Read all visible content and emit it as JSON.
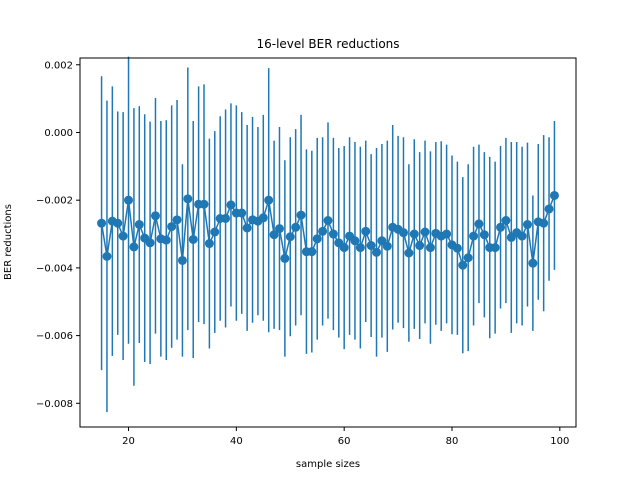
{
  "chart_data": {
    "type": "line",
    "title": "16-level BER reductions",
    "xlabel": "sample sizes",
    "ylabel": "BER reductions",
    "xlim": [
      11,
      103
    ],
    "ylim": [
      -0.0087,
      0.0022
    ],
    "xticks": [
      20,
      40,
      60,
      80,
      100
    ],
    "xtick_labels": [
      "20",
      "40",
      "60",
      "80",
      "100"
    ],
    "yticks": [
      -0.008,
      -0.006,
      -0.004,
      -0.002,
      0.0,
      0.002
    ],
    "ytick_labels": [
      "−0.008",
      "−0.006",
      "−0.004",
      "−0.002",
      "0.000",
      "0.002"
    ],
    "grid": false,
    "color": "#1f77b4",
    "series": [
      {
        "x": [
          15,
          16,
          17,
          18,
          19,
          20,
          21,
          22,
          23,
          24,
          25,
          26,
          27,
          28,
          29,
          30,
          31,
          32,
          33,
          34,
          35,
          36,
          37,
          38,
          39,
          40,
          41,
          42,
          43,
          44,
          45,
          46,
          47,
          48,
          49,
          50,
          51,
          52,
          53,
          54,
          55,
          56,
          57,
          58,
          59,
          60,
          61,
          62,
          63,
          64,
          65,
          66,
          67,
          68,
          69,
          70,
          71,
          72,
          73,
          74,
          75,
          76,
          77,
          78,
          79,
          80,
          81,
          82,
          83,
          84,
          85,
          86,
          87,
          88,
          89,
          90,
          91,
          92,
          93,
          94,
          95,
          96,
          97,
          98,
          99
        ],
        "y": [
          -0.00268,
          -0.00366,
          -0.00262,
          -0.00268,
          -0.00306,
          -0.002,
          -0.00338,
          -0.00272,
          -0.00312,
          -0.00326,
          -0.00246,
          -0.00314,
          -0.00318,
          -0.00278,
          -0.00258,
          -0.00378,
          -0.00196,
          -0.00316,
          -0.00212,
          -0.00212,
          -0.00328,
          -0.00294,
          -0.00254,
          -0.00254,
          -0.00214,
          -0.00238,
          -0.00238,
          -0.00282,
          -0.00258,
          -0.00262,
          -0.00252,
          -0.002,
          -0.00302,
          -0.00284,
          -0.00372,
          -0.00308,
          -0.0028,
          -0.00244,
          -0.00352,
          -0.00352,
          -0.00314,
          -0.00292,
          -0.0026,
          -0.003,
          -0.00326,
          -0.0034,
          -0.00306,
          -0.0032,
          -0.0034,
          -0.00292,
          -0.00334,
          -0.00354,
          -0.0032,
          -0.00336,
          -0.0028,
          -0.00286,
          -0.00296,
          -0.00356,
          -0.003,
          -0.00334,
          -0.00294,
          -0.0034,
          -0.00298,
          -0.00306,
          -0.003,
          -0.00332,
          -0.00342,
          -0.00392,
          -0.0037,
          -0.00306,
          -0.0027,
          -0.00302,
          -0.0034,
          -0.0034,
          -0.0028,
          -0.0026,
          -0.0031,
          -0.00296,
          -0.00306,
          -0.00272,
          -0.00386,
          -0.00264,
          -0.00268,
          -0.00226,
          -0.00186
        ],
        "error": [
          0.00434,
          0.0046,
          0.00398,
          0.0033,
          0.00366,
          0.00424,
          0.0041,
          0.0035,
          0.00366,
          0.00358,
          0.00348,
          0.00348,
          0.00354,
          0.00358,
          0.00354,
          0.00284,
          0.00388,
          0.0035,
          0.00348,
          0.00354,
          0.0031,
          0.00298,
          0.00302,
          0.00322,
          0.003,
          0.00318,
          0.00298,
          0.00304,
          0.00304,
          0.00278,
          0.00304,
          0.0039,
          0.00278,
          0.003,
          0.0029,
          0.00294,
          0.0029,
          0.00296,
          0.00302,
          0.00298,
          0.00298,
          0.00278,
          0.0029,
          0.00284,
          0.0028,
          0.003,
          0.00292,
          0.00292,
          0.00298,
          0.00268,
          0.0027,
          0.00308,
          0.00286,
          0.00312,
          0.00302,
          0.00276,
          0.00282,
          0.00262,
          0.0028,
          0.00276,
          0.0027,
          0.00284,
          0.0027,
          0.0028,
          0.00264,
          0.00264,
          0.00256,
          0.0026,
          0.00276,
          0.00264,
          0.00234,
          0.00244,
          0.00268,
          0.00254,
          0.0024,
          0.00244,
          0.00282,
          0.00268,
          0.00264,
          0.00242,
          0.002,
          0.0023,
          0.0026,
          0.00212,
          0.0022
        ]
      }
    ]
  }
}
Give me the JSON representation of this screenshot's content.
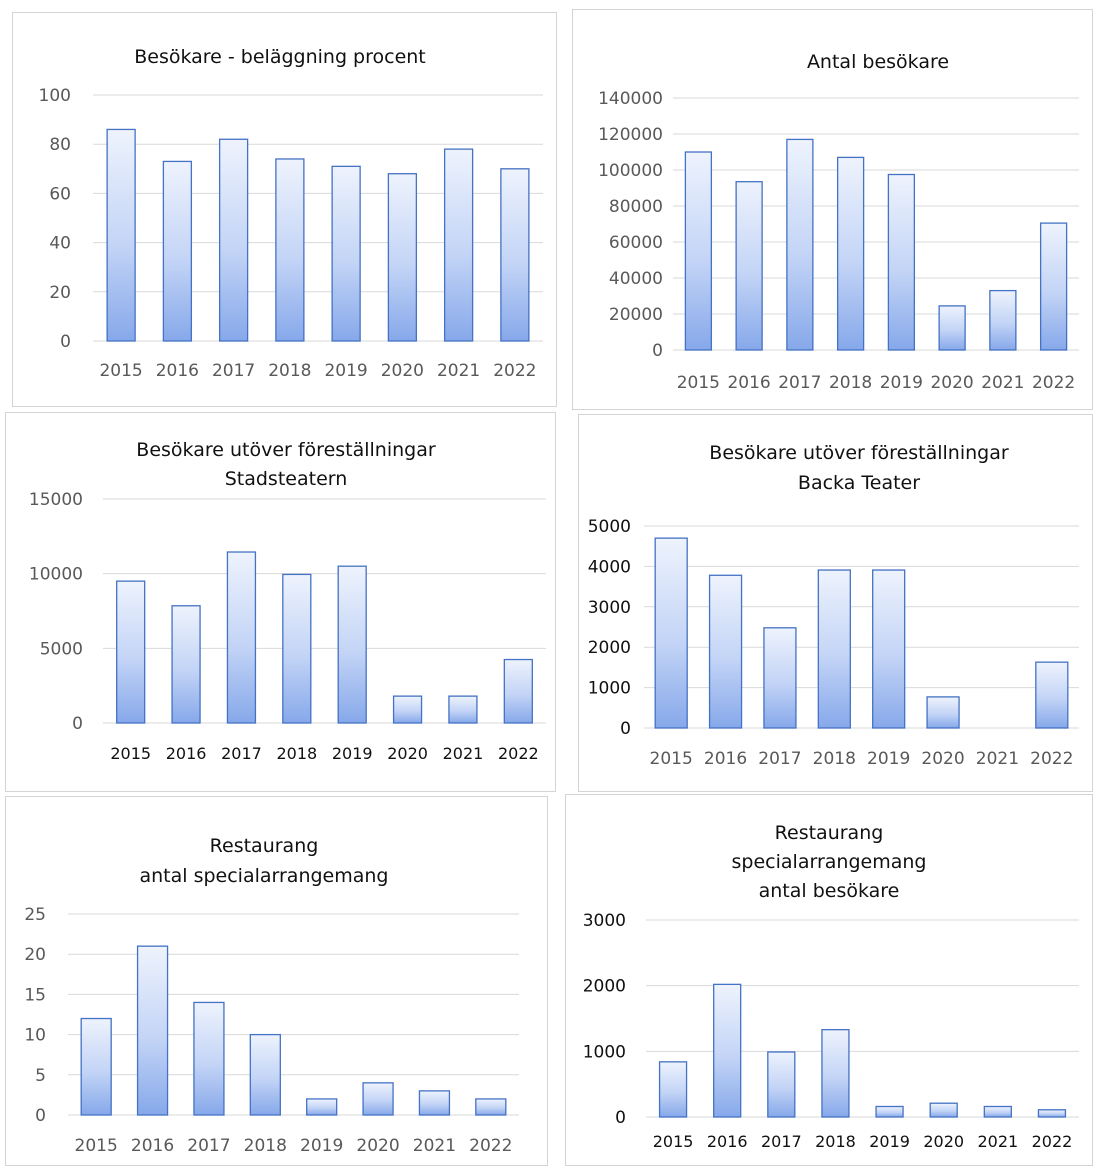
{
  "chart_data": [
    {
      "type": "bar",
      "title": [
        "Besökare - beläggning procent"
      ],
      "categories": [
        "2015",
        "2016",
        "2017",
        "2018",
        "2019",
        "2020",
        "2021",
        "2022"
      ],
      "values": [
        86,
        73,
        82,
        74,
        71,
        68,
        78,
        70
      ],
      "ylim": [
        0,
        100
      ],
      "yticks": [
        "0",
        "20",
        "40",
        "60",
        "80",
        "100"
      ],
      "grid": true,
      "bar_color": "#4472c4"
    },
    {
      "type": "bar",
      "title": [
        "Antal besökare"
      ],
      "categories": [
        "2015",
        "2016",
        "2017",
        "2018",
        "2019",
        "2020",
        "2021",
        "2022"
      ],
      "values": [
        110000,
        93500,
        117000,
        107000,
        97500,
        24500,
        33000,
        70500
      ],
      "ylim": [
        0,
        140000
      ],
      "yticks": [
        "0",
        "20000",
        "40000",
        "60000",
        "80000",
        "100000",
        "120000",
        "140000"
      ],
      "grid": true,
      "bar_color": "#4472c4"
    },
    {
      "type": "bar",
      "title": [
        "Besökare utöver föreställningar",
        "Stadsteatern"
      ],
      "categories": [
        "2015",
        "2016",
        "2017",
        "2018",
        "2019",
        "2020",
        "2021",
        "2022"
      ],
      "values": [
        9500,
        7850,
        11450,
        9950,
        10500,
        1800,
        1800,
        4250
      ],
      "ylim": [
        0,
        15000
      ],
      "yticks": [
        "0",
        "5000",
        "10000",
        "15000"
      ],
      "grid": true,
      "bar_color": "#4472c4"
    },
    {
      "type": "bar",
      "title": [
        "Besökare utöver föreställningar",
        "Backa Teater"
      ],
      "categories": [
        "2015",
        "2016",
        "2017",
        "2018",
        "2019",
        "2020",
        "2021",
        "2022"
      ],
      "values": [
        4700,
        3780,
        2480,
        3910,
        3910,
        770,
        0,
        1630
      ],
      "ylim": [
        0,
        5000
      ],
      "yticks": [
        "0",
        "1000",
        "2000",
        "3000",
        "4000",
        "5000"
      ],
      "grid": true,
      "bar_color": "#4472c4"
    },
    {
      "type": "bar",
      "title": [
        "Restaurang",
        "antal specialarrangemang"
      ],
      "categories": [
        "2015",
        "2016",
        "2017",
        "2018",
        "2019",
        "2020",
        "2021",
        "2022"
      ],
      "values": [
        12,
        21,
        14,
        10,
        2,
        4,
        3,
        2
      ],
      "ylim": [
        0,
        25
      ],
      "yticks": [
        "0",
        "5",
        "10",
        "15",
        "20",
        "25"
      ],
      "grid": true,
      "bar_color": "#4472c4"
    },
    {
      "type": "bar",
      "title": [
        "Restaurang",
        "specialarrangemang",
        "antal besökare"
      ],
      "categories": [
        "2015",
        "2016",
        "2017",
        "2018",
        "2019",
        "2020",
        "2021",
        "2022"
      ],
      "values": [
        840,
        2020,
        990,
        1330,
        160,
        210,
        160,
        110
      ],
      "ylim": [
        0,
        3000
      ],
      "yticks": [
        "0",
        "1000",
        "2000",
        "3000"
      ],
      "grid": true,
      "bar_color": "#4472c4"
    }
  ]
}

· · · · ·

Request – Transcribe the listing in full. Omit the pictures and keep every line exact.

Exercise result –
Read all visible content and emit it as JSON.
{
  "chart_data": {
    "type": "line",
    "title": "16-level BER reductions",
    "xlabel": "sample sizes",
    "ylabel": "BER reductions",
    "xlim": [
      11,
      103
    ],
    "ylim": [
      -0.0087,
      0.0022
    ],
    "xticks": [
      20,
      40,
      60,
      80,
      100
    ],
    "xtick_labels": [
      "20",
      "40",
      "60",
      "80",
      "100"
    ],
    "yticks": [
      -0.008,
      -0.006,
      -0.004,
      -0.002,
      0.0,
      0.002
    ],
    "ytick_labels": [
      "−0.008",
      "−0.006",
      "−0.004",
      "−0.002",
      "0.000",
      "0.002"
    ],
    "grid": false,
    "color": "#1f77b4",
    "series": [
      {
        "x": [
          15,
          16,
          17,
          18,
          19,
          20,
          21,
          22,
          23,
          24,
          25,
          26,
          27,
          28,
          29,
          30,
          31,
          32,
          33,
          34,
          35,
          36,
          37,
          38,
          39,
          40,
          41,
          42,
          43,
          44,
          45,
          46,
          47,
          48,
          49,
          50,
          51,
          52,
          53,
          54,
          55,
          56,
          57,
          58,
          59,
          60,
          61,
          62,
          63,
          64,
          65,
          66,
          67,
          68,
          69,
          70,
          71,
          72,
          73,
          74,
          75,
          76,
          77,
          78,
          79,
          80,
          81,
          82,
          83,
          84,
          85,
          86,
          87,
          88,
          89,
          90,
          91,
          92,
          93,
          94,
          95,
          96,
          97,
          98,
          99
        ],
        "y": [
          -0.00268,
          -0.00366,
          -0.00262,
          -0.00268,
          -0.00306,
          -0.002,
          -0.00338,
          -0.00272,
          -0.00312,
          -0.00326,
          -0.00246,
          -0.00314,
          -0.00318,
          -0.00278,
          -0.00258,
          -0.00378,
          -0.00196,
          -0.00316,
          -0.00212,
          -0.00212,
          -0.00328,
          -0.00294,
          -0.00254,
          -0.00254,
          -0.00214,
          -0.00238,
          -0.00238,
          -0.00282,
          -0.00258,
          -0.00262,
          -0.00252,
          -0.002,
          -0.00302,
          -0.00284,
          -0.00372,
          -0.00308,
          -0.0028,
          -0.00244,
          -0.00352,
          -0.00352,
          -0.00314,
          -0.00292,
          -0.0026,
          -0.003,
          -0.00326,
          -0.0034,
          -0.00306,
          -0.0032,
          -0.0034,
          -0.00292,
          -0.00334,
          -0.00354,
          -0.0032,
          -0.00336,
          -0.0028,
          -0.00286,
          -0.00296,
          -0.00356,
          -0.003,
          -0.00334,
          -0.00294,
          -0.0034,
          -0.00298,
          -0.00306,
          -0.003,
          -0.00332,
          -0.00342,
          -0.00392,
          -0.0037,
          -0.00306,
          -0.0027,
          -0.00302,
          -0.0034,
          -0.0034,
          -0.0028,
          -0.0026,
          -0.0031,
          -0.00296,
          -0.00306,
          -0.00272,
          -0.00386,
          -0.00264,
          -0.00268,
          -0.00226,
          -0.00186
        ],
        "error": [
          0.00434,
          0.0046,
          0.00398,
          0.0033,
          0.00366,
          0.00424,
          0.0041,
          0.0035,
          0.00366,
          0.00358,
          0.00348,
          0.00348,
          0.00354,
          0.00358,
          0.00354,
          0.00284,
          0.00388,
          0.0035,
          0.00348,
          0.00354,
          0.0031,
          0.00298,
          0.00302,
          0.00322,
          0.003,
          0.00318,
          0.00298,
          0.00304,
          0.00304,
          0.00278,
          0.00304,
          0.0039,
          0.00278,
          0.003,
          0.0029,
          0.00294,
          0.0029,
          0.00296,
          0.00302,
          0.00298,
          0.00298,
          0.00278,
          0.0029,
          0.00284,
          0.0028,
          0.003,
          0.00292,
          0.00292,
          0.00298,
          0.00268,
          0.0027,
          0.00308,
          0.00286,
          0.00312,
          0.00302,
          0.00276,
          0.00282,
          0.00262,
          0.0028,
          0.00276,
          0.0027,
          0.00284,
          0.0027,
          0.0028,
          0.00264,
          0.00264,
          0.00256,
          0.0026,
          0.00276,
          0.00264,
          0.00234,
          0.00244,
          0.00268,
          0.00254,
          0.0024,
          0.00244,
          0.00282,
          0.00268,
          0.00264,
          0.00242,
          0.002,
          0.0023,
          0.0026,
          0.00212,
          0.0022
        ]
      }
    ]
  }
}
Give me the JSON representation of this screenshot's content.
{
  "chart_data": [
    {
      "type": "bar",
      "title": [
        "Besökare - beläggning procent"
      ],
      "categories": [
        "2015",
        "2016",
        "2017",
        "2018",
        "2019",
        "2020",
        "2021",
        "2022"
      ],
      "values": [
        86,
        73,
        82,
        74,
        71,
        68,
        78,
        70
      ],
      "ylim": [
        0,
        100
      ],
      "yticks": [
        "0",
        "20",
        "40",
        "60",
        "80",
        "100"
      ],
      "grid": true,
      "bar_color": "#4472c4"
    },
    {
      "type": "bar",
      "title": [
        "Antal besökare"
      ],
      "categories": [
        "2015",
        "2016",
        "2017",
        "2018",
        "2019",
        "2020",
        "2021",
        "2022"
      ],
      "values": [
        110000,
        93500,
        117000,
        107000,
        97500,
        24500,
        33000,
        70500
      ],
      "ylim": [
        0,
        140000
      ],
      "yticks": [
        "0",
        "20000",
        "40000",
        "60000",
        "80000",
        "100000",
        "120000",
        "140000"
      ],
      "grid": true,
      "bar_color": "#4472c4"
    },
    {
      "type": "bar",
      "title": [
        "Besökare utöver föreställningar",
        "Stadsteatern"
      ],
      "categories": [
        "2015",
        "2016",
        "2017",
        "2018",
        "2019",
        "2020",
        "2021",
        "2022"
      ],
      "values": [
        9500,
        7850,
        11450,
        9950,
        10500,
        1800,
        1800,
        4250
      ],
      "ylim": [
        0,
        15000
      ],
      "yticks": [
        "0",
        "5000",
        "10000",
        "15000"
      ],
      "grid": true,
      "bar_color": "#4472c4"
    },
    {
      "type": "bar",
      "title": [
        "Besökare utöver föreställningar",
        "Backa Teater"
      ],
      "categories": [
        "2015",
        "2016",
        "2017",
        "2018",
        "2019",
        "2020",
        "2021",
        "2022"
      ],
      "values": [
        4700,
        3780,
        2480,
        3910,
        3910,
        770,
        0,
        1630
      ],
      "ylim": [
        0,
        5000
      ],
      "yticks": [
        "0",
        "1000",
        "2000",
        "3000",
        "4000",
        "5000"
      ],
      "grid": true,
      "bar_color": "#4472c4"
    },
    {
      "type": "bar",
      "title": [
        "Restaurang",
        "antal specialarrangemang"
      ],
      "categories": [
        "2015",
        "2016",
        "2017",
        "2018",
        "2019",
        "2020",
        "2021",
        "2022"
      ],
      "values": [
        12,
        21,
        14,
        10,
        2,
        4,
        3,
        2
      ],
      "ylim": [
        0,
        25
      ],
      "yticks": [
        "0",
        "5",
        "10",
        "15",
        "20",
        "25"
      ],
      "grid": true,
      "bar_color": "#4472c4"
    },
    {
      "type": "bar",
      "title": [
        "Restaurang",
        "specialarrangemang",
        "antal besökare"
      ],
      "categories": [
        "2015",
        "2016",
        "2017",
        "2018",
        "2019",
        "2020",
        "2021",
        "2022"
      ],
      "values": [
        840,
        2020,
        990,
        1330,
        160,
        210,
        160,
        110
      ],
      "ylim": [
        0,
        3000
      ],
      "yticks": [
        "0",
        "1000",
        "2000",
        "3000"
      ],
      "grid": true,
      "bar_color": "#4472c4"
    }
  ]
}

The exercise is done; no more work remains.